## [EXERCISE REQUIREMENTS]
Gather the lines below that include the string "JSON", copying each in full.

• • • • •

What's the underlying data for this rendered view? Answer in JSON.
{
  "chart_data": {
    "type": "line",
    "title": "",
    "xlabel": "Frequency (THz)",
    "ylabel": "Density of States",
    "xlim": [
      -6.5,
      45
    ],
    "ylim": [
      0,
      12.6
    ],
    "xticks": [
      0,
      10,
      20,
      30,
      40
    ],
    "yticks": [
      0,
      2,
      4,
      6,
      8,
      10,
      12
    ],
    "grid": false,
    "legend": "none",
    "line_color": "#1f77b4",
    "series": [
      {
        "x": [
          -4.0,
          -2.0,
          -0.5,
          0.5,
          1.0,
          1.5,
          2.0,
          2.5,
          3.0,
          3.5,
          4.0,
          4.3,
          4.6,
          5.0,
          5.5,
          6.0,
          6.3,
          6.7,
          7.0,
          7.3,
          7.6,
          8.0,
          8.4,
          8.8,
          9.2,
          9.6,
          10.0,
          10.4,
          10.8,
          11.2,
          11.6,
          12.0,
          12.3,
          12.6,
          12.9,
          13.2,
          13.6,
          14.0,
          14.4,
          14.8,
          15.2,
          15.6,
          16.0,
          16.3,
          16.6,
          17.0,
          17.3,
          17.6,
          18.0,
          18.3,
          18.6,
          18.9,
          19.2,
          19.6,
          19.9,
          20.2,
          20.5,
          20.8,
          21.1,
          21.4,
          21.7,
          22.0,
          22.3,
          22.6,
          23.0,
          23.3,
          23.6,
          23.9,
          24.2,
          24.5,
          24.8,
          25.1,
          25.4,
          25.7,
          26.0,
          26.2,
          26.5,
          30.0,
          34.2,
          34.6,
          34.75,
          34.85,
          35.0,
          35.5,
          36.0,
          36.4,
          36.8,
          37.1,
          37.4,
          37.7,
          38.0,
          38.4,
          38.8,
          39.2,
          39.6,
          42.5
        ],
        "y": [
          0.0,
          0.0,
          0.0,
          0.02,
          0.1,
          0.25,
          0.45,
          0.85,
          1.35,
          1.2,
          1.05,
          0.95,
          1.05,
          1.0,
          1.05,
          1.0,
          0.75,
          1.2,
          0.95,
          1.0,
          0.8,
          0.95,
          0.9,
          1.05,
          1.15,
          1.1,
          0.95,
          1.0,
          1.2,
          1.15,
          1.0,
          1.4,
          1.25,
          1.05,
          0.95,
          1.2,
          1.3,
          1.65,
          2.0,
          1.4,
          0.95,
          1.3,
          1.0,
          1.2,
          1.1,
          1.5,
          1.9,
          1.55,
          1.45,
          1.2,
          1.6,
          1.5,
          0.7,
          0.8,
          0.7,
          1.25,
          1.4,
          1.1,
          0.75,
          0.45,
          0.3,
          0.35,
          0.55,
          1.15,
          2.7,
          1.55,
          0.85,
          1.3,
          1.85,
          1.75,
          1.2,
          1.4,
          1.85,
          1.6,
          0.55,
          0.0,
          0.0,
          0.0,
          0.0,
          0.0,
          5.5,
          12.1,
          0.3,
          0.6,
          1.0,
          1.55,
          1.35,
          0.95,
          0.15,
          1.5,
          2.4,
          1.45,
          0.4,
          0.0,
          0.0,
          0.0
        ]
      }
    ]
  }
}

• • • • •

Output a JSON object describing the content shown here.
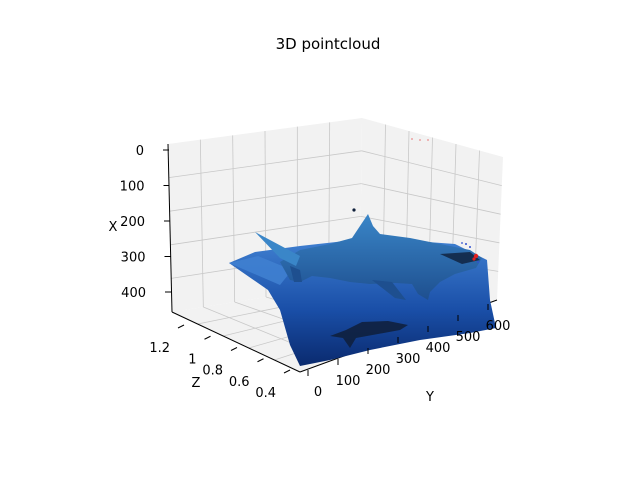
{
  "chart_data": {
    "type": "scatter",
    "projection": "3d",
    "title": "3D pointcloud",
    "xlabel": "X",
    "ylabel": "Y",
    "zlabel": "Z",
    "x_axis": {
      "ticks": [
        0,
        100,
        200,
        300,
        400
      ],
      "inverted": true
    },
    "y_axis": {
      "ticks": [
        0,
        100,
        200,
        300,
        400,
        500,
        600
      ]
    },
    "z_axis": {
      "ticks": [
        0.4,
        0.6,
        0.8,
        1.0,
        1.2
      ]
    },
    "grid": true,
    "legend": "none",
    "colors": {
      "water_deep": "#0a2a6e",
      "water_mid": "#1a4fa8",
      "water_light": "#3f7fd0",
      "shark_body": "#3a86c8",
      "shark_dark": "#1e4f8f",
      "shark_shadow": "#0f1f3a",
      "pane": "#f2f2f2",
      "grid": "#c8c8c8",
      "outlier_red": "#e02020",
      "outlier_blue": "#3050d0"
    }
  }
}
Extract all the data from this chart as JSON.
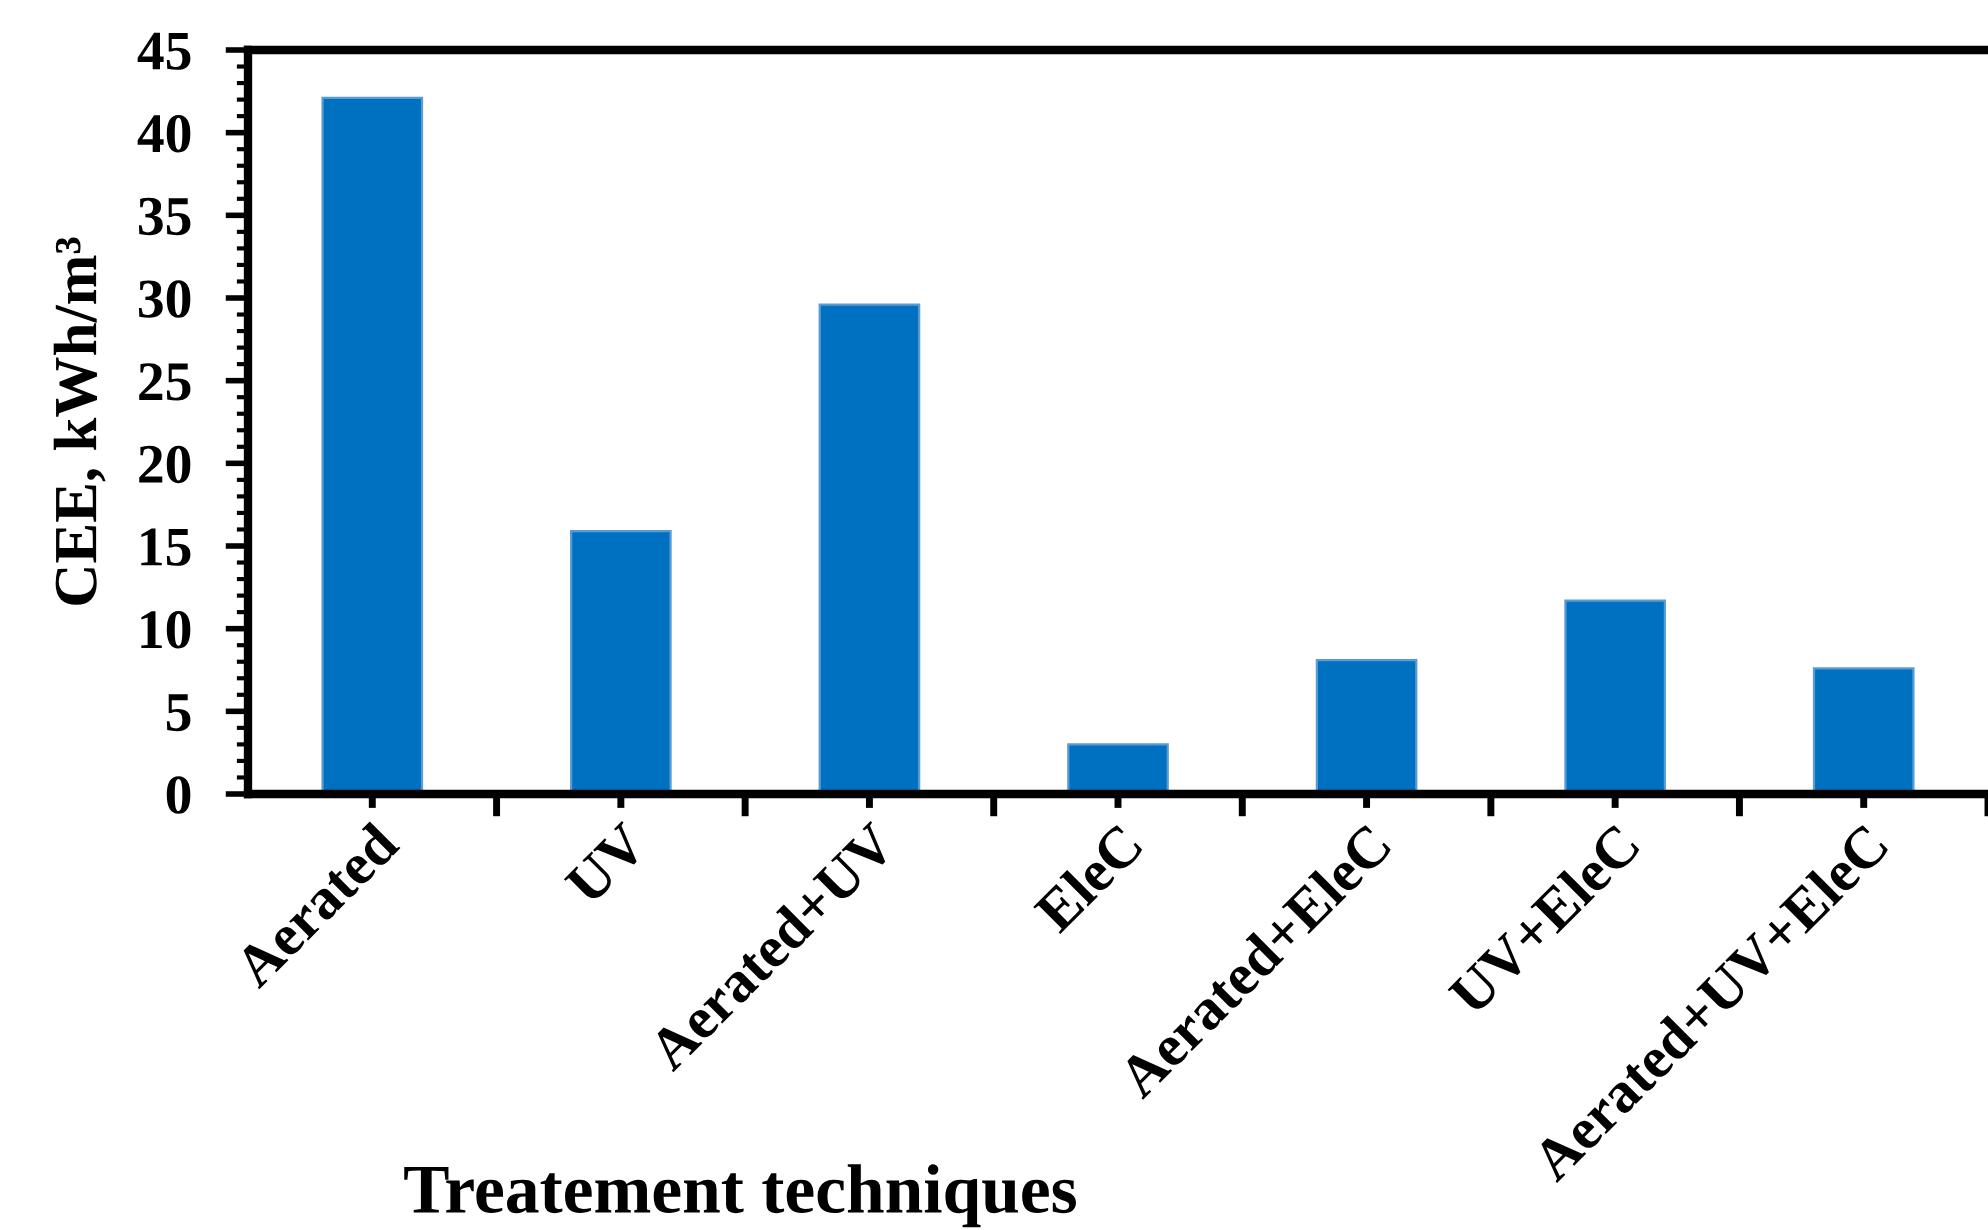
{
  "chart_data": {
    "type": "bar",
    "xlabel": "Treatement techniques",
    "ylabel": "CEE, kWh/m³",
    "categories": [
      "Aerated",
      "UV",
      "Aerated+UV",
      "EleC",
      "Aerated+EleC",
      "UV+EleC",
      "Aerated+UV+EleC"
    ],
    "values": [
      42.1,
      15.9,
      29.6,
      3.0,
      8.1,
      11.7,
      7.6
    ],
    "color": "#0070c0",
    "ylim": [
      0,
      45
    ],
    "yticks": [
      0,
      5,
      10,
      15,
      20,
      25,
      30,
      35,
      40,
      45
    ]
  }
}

• • • • •

## [COMPLETE OUTPUT]
What's the underlying data for this rendered view? Answer in JSON.
Output a JSON object describing the content shown here.
Extract all the data from this chart as JSON.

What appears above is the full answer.